Excerpted data -
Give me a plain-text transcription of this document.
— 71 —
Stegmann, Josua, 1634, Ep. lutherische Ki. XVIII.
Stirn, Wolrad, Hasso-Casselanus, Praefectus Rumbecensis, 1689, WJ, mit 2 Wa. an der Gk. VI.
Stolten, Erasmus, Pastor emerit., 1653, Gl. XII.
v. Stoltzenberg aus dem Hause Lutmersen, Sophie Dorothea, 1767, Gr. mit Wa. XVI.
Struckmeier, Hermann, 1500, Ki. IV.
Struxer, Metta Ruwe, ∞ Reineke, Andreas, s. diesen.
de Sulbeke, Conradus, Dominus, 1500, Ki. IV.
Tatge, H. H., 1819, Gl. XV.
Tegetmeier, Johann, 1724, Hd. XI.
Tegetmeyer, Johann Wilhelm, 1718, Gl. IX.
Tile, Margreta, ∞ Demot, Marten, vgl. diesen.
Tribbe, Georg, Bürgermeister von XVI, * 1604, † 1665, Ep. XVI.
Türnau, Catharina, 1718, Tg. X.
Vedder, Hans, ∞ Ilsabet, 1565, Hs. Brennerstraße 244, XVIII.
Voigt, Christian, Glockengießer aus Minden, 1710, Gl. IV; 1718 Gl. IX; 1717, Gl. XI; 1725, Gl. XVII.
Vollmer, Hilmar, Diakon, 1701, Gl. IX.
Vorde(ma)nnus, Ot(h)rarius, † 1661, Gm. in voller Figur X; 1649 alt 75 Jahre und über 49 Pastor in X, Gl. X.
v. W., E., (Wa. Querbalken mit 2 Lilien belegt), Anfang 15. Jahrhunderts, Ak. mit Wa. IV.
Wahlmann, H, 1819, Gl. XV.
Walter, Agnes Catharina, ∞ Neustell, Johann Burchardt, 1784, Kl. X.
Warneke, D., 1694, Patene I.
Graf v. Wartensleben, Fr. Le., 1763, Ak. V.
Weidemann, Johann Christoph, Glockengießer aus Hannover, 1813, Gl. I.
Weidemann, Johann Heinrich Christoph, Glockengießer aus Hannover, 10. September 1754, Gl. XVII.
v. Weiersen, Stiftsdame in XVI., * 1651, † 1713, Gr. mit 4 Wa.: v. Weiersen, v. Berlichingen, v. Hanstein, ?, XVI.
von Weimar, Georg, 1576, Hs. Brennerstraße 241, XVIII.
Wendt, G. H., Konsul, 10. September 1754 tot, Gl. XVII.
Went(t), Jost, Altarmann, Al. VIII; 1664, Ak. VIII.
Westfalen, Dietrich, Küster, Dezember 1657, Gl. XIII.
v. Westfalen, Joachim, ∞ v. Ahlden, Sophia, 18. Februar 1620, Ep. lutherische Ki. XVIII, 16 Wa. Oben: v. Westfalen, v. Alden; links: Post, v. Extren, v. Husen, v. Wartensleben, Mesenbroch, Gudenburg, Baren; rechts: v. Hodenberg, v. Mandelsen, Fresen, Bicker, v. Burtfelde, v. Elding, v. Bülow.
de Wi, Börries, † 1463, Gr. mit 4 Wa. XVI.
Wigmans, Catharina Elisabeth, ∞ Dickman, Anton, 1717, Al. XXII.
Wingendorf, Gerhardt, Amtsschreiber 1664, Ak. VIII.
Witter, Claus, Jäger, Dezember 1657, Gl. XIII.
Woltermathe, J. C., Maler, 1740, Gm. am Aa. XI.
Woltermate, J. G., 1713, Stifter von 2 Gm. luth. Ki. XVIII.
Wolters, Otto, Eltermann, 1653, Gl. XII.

Given problem -
Search the records for the word "Brennerstraße" and copy every line where it occurs.

Expected answer -
Vedder, Hans, ∞ Ilsabet, 1565, Hs. Brennerstraße 244, XVIII.
von Weimar, Georg, 1576, Hs. Brennerstraße 241, XVIII.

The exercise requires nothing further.